## Exercise
Hunt for the word "marker" across the entries below, copying each line that holds it.

## Information provided
● ● ● ● ● ● ●

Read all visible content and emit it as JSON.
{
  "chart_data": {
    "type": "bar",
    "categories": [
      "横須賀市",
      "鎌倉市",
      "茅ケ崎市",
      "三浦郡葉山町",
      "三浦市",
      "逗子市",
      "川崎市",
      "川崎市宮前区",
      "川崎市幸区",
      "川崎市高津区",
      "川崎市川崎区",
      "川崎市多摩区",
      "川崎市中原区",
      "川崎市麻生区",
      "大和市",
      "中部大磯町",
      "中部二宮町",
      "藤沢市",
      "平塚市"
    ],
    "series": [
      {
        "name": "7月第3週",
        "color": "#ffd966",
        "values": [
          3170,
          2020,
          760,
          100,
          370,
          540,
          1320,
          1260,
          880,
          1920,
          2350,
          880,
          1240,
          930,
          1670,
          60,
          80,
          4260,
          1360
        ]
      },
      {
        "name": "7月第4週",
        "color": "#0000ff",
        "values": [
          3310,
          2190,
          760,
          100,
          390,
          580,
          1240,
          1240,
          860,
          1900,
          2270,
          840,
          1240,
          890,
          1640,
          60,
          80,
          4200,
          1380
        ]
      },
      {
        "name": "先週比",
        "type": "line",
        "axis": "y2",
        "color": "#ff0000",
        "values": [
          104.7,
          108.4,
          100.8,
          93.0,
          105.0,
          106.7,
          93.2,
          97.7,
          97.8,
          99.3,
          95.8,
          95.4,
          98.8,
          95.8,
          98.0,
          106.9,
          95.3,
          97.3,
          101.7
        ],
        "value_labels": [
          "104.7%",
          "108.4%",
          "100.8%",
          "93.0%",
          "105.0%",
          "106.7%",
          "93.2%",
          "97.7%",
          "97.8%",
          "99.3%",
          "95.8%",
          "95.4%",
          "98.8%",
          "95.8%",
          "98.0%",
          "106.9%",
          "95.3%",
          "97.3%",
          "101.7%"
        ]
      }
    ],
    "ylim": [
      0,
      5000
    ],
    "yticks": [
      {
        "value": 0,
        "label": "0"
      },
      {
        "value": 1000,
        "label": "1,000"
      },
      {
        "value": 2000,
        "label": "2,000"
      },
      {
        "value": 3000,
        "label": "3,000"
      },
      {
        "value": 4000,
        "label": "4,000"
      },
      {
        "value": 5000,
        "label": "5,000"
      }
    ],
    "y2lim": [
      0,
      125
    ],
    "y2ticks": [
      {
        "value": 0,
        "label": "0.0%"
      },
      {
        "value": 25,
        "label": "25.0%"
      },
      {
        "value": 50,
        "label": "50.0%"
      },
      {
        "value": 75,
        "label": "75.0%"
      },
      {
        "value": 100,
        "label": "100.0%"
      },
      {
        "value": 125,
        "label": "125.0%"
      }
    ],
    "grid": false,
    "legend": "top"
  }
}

● ● ● ● ● ● ●

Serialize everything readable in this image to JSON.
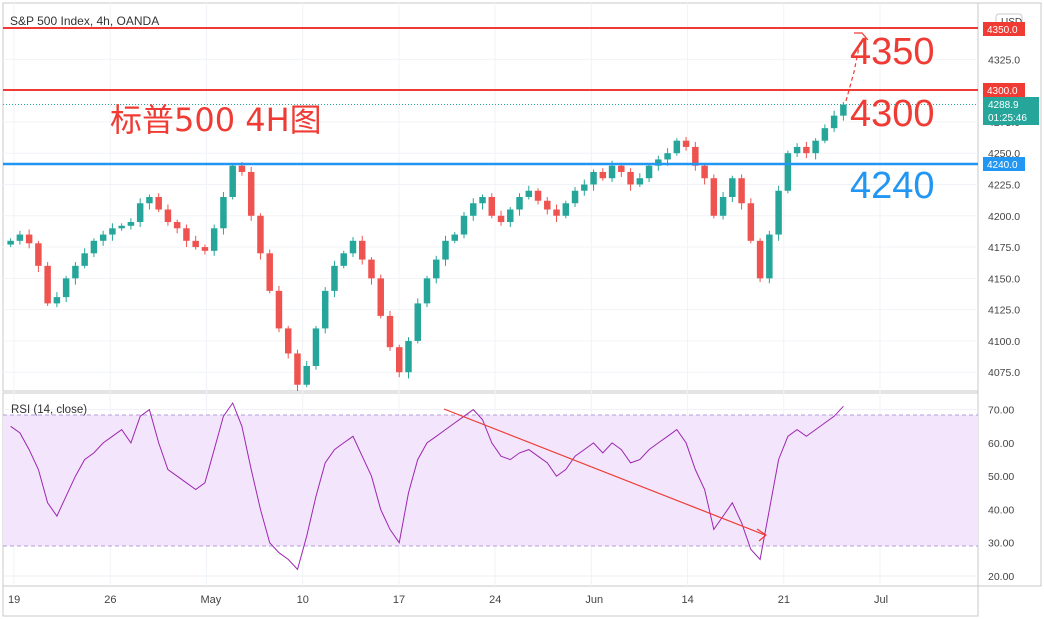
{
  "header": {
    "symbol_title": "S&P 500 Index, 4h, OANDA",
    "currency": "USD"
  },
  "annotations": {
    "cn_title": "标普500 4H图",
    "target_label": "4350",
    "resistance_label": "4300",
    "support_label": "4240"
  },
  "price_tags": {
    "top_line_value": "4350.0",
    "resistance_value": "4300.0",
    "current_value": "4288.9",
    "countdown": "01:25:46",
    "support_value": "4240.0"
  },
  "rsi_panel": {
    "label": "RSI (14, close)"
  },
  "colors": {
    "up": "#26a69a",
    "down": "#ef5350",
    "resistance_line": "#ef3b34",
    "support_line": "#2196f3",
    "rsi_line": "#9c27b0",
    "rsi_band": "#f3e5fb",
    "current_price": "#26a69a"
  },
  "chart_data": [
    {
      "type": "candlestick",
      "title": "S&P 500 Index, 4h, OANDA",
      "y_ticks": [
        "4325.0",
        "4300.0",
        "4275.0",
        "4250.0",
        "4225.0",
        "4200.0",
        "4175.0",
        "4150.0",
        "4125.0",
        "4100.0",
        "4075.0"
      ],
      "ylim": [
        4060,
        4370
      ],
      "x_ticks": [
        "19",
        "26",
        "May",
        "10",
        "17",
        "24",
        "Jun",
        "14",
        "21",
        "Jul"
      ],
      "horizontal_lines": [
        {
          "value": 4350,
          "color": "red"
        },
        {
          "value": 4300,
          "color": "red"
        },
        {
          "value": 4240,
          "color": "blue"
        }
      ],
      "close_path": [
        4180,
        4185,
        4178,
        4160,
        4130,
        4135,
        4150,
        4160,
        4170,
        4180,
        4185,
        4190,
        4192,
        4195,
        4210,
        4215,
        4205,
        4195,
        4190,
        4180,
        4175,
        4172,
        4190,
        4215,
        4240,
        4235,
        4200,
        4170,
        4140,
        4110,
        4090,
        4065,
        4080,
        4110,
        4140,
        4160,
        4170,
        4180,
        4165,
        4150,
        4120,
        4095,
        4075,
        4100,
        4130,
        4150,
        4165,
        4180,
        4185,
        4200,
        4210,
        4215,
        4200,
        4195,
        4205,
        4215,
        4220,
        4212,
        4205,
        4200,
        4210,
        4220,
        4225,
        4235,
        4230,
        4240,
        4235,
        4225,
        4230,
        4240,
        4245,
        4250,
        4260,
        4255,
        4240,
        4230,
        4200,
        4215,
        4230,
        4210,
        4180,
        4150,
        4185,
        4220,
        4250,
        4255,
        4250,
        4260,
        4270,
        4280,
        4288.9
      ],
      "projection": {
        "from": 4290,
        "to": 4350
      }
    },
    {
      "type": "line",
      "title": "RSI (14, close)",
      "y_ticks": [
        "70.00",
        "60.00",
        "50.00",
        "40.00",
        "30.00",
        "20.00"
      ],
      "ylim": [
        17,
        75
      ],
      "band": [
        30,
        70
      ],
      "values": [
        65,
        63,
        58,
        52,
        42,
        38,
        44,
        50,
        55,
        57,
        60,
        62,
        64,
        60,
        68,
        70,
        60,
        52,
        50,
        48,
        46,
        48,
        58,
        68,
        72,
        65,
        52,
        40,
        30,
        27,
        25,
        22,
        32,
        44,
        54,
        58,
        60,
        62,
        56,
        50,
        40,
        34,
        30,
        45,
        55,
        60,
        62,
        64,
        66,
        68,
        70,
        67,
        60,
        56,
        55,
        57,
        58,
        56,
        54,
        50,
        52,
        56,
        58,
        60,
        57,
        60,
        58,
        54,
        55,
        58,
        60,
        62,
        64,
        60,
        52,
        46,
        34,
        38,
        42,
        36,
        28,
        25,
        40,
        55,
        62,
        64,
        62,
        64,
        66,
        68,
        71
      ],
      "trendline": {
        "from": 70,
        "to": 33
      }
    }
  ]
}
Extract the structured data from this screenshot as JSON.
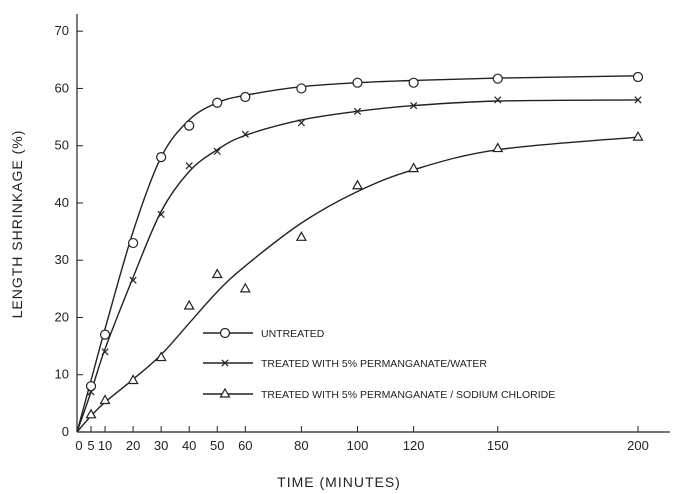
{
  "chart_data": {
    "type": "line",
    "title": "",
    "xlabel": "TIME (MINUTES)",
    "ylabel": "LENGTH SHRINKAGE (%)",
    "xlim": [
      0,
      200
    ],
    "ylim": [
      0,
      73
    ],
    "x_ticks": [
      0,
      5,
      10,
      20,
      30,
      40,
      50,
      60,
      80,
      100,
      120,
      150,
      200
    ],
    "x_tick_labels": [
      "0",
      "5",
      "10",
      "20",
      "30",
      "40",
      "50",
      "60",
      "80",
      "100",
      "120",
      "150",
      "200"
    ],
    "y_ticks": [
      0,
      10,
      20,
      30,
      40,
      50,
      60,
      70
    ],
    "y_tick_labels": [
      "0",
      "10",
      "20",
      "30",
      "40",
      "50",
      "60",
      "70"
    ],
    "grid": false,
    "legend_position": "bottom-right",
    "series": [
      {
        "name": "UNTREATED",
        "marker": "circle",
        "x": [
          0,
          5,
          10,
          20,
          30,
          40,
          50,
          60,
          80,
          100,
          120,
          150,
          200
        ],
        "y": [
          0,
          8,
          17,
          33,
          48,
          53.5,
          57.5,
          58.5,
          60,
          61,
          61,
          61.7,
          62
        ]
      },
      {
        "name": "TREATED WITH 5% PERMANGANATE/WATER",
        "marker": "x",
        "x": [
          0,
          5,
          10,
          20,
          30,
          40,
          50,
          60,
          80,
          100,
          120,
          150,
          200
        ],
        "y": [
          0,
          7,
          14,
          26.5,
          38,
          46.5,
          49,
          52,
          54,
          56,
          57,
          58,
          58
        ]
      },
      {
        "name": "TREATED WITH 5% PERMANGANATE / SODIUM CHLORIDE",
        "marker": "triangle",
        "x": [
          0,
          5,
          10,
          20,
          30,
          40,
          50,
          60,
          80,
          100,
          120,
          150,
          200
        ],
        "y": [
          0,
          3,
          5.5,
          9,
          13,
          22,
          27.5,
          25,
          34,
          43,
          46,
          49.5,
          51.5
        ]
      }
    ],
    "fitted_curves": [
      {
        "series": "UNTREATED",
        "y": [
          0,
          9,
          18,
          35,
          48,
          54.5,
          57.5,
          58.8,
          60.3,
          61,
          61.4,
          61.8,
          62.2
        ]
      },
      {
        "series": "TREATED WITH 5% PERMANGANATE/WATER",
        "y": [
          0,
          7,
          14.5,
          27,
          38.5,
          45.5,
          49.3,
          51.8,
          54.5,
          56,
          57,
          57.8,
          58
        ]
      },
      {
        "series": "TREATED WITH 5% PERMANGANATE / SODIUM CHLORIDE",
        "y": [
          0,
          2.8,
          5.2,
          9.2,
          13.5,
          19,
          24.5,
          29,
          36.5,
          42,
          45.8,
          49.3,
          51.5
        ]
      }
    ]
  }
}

● ● ● ● ● ● ●

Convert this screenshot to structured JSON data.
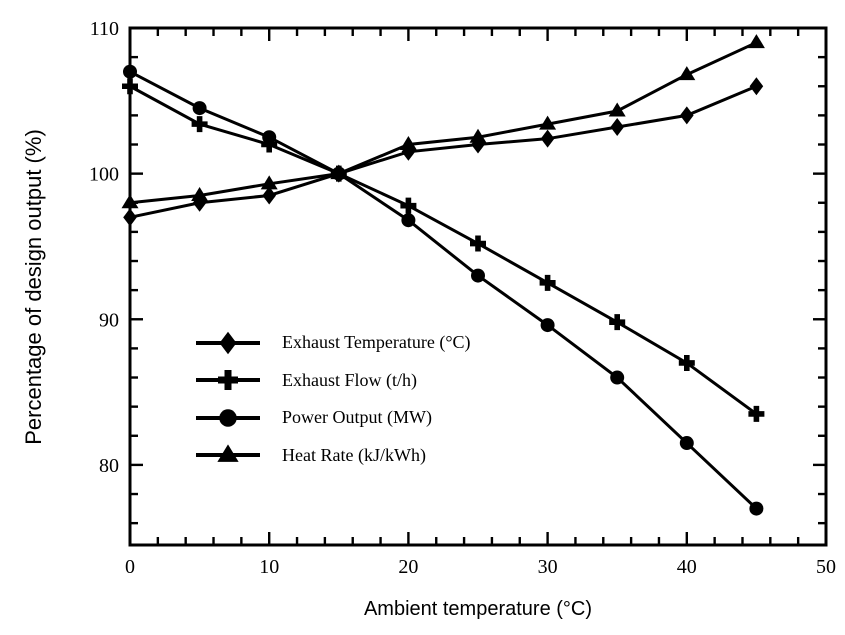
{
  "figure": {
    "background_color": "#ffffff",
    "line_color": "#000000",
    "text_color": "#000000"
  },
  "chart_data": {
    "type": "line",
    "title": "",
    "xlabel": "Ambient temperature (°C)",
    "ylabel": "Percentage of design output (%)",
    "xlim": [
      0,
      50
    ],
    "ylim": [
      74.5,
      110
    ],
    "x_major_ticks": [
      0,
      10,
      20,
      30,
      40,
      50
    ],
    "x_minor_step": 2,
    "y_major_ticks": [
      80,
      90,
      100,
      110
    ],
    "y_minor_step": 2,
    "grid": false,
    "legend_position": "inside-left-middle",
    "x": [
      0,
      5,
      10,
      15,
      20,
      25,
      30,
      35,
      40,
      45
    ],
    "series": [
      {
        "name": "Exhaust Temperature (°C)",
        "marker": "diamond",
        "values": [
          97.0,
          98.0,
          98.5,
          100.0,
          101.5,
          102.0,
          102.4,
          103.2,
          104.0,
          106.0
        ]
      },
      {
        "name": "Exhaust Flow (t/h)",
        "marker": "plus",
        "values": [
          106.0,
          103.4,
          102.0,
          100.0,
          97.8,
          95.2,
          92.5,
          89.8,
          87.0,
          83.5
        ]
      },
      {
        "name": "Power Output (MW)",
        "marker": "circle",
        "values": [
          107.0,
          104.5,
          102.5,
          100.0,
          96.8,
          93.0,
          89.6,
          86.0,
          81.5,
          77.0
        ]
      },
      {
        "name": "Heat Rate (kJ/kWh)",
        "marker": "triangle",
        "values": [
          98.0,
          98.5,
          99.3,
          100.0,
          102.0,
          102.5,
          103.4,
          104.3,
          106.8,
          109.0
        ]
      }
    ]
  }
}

● ● ● ● ● ● ●

## Exercise result
        "marker": "circle",
        "marker": "x",
        "marker": "triangle",
        "marker": "diamond",
        "marker": "plus",
        "marker": "circle",
        "marker": "triangle",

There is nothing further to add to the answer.